## Given request
Go through the data below and gather each line containing "returns".

## Records
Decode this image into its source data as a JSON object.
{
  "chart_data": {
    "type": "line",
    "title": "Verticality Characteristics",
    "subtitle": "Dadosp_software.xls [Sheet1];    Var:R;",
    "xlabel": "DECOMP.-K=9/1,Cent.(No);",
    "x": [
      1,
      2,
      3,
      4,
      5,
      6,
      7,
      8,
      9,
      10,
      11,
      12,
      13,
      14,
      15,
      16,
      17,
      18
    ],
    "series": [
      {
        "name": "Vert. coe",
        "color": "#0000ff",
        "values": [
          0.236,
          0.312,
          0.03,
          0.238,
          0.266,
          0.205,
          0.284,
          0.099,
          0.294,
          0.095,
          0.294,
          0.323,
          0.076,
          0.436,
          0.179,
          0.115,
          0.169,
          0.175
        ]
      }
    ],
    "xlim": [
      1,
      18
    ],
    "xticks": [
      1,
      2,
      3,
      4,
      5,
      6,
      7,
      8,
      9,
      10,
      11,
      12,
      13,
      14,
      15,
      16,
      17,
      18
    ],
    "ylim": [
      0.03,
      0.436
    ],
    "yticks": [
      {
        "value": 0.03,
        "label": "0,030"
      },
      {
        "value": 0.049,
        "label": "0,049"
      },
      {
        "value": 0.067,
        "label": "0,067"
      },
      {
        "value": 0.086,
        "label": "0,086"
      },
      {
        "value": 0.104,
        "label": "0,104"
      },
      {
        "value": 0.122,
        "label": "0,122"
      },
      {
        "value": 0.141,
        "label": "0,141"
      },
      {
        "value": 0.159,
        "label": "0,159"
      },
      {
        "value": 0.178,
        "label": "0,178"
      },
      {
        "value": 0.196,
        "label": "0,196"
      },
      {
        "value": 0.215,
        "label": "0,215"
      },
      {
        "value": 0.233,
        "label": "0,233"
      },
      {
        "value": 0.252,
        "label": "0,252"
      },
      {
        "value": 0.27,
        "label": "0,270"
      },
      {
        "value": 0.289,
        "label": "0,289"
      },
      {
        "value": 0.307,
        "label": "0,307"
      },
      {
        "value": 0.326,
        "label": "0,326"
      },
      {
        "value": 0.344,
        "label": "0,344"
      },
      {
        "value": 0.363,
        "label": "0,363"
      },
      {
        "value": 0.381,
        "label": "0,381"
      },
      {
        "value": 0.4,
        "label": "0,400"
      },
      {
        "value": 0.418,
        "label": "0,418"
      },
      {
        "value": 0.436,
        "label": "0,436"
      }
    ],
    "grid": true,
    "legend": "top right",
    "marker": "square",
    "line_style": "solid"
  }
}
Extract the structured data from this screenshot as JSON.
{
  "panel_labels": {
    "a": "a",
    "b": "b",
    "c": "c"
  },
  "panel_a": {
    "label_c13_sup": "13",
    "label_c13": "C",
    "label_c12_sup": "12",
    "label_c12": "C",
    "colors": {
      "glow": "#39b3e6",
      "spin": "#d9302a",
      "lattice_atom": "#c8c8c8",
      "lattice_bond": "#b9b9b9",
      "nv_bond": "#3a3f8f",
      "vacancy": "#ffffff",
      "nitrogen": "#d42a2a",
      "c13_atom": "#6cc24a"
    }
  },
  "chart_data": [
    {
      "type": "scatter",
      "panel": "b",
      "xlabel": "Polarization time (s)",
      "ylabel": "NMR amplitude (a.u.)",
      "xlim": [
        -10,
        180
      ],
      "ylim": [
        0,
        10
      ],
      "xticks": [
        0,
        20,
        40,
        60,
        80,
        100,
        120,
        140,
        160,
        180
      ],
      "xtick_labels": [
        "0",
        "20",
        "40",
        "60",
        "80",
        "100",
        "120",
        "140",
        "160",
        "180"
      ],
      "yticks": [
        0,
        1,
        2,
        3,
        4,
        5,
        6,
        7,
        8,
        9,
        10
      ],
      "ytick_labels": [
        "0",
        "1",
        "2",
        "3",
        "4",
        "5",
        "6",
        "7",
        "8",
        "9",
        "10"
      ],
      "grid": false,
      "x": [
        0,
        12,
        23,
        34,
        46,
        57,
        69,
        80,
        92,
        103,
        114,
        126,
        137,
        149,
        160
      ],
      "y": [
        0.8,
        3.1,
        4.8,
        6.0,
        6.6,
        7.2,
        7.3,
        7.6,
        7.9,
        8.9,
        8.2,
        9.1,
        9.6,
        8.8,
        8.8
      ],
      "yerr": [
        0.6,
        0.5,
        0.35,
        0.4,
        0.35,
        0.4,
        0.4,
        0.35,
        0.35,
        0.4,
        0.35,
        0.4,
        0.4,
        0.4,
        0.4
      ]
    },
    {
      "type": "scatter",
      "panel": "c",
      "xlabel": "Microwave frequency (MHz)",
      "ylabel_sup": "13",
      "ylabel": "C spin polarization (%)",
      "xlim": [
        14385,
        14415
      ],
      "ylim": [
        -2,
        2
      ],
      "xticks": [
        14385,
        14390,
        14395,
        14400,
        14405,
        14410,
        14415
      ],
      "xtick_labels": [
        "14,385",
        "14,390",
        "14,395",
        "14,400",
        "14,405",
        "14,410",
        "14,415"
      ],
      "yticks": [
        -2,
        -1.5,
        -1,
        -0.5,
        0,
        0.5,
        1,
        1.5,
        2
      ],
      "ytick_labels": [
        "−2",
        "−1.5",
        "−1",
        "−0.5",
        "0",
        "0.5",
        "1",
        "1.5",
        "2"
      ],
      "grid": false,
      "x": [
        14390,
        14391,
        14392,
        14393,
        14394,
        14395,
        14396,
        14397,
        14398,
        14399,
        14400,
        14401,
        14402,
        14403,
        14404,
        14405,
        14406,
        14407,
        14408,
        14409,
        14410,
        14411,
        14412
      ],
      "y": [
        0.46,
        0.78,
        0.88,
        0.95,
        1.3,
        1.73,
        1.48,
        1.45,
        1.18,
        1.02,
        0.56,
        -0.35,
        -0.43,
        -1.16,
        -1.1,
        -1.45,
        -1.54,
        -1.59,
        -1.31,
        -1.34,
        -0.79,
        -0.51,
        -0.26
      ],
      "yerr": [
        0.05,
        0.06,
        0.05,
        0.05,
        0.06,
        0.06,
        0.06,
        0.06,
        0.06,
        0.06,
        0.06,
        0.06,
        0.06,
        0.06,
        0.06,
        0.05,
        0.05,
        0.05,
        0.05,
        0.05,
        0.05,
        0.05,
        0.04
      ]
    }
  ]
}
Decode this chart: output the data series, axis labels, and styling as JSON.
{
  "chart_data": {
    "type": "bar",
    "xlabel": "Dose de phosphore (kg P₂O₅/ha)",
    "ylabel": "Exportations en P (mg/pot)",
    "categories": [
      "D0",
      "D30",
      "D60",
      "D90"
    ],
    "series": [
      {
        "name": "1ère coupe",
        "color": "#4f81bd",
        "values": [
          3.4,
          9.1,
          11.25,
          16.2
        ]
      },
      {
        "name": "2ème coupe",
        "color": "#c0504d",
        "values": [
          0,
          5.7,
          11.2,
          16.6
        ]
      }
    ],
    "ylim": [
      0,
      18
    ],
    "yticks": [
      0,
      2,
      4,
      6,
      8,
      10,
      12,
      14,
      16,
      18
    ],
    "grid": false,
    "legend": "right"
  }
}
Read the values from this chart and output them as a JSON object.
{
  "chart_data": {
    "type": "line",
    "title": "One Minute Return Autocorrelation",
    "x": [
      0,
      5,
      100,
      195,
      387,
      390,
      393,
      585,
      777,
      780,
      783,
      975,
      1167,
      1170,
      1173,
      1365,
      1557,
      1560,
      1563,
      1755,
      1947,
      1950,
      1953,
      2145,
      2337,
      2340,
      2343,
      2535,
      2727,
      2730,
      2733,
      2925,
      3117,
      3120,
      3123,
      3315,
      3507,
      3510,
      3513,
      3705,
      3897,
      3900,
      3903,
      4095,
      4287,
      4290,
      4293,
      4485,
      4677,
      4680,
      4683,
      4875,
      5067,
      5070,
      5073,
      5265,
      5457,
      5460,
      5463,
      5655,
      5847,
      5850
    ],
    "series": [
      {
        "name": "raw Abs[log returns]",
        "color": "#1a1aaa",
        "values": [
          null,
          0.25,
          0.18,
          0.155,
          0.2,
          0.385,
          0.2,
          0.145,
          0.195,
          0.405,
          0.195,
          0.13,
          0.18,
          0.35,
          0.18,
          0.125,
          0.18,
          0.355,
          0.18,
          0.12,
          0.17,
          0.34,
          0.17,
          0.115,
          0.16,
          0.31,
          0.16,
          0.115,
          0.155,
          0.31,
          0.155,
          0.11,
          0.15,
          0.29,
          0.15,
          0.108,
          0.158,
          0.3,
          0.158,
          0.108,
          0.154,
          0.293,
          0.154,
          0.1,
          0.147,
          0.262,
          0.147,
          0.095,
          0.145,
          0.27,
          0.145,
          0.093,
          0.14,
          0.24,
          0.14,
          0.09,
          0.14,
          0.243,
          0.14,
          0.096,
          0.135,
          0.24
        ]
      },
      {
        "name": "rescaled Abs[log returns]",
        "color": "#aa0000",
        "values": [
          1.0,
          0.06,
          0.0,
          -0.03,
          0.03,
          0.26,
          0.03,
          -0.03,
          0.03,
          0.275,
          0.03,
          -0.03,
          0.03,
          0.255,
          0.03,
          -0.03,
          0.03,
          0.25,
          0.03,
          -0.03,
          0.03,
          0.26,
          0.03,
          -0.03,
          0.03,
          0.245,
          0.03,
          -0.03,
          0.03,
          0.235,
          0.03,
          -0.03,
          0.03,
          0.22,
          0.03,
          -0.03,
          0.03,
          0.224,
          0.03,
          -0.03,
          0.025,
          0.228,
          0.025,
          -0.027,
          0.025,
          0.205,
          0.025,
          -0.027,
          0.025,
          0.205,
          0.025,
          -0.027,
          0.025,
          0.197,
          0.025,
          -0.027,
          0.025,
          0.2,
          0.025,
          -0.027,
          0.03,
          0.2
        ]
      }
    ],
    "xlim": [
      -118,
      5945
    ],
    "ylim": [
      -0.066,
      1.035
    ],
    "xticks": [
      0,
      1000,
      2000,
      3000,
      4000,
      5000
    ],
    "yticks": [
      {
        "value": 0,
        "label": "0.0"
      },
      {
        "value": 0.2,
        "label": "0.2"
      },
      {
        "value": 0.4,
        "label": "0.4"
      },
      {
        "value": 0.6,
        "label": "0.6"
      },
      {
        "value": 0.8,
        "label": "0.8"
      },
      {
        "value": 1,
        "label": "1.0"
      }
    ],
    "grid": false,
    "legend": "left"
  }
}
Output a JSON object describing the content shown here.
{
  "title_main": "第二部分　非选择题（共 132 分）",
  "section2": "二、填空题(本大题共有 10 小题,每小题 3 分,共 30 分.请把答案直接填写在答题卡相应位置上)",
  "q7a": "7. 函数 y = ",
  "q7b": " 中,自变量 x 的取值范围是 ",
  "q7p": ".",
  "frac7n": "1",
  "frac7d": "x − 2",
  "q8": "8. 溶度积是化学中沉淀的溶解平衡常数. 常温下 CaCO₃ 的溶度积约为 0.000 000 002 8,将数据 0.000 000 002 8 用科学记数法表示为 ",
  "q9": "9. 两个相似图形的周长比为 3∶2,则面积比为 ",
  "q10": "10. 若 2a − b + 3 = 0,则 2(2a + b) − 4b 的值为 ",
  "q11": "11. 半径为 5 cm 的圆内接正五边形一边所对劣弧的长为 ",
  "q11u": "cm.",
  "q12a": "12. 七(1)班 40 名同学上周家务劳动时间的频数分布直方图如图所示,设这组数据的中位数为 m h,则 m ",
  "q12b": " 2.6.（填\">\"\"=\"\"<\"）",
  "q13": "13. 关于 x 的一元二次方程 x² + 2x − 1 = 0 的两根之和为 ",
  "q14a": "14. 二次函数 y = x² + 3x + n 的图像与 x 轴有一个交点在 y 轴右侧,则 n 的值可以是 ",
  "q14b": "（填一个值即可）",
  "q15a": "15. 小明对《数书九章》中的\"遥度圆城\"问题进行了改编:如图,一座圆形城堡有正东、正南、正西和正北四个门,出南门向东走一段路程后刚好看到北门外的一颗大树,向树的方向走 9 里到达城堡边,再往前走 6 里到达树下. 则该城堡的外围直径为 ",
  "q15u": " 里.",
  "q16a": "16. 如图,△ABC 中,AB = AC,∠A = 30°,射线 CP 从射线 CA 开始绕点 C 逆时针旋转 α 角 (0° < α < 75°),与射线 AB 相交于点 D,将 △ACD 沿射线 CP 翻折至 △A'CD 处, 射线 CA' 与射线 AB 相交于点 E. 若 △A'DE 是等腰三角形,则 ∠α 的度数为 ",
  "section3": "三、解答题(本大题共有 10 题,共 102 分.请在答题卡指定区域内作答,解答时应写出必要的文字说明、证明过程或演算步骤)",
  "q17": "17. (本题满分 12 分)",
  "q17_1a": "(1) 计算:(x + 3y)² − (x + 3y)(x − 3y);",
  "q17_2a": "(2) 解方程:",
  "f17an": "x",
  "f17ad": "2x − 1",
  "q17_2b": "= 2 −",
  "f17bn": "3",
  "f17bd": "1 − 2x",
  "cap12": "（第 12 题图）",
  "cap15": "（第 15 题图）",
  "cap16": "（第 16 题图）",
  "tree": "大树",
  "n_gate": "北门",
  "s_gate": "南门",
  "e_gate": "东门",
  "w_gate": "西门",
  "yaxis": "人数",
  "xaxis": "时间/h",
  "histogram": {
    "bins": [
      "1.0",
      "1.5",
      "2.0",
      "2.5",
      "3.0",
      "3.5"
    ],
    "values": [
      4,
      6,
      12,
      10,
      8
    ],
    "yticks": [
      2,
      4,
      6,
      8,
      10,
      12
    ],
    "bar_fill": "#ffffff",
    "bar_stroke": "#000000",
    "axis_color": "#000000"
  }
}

## Worked answer
        "name": "raw Abs[log returns]",
        "name": "rescaled Abs[log returns]",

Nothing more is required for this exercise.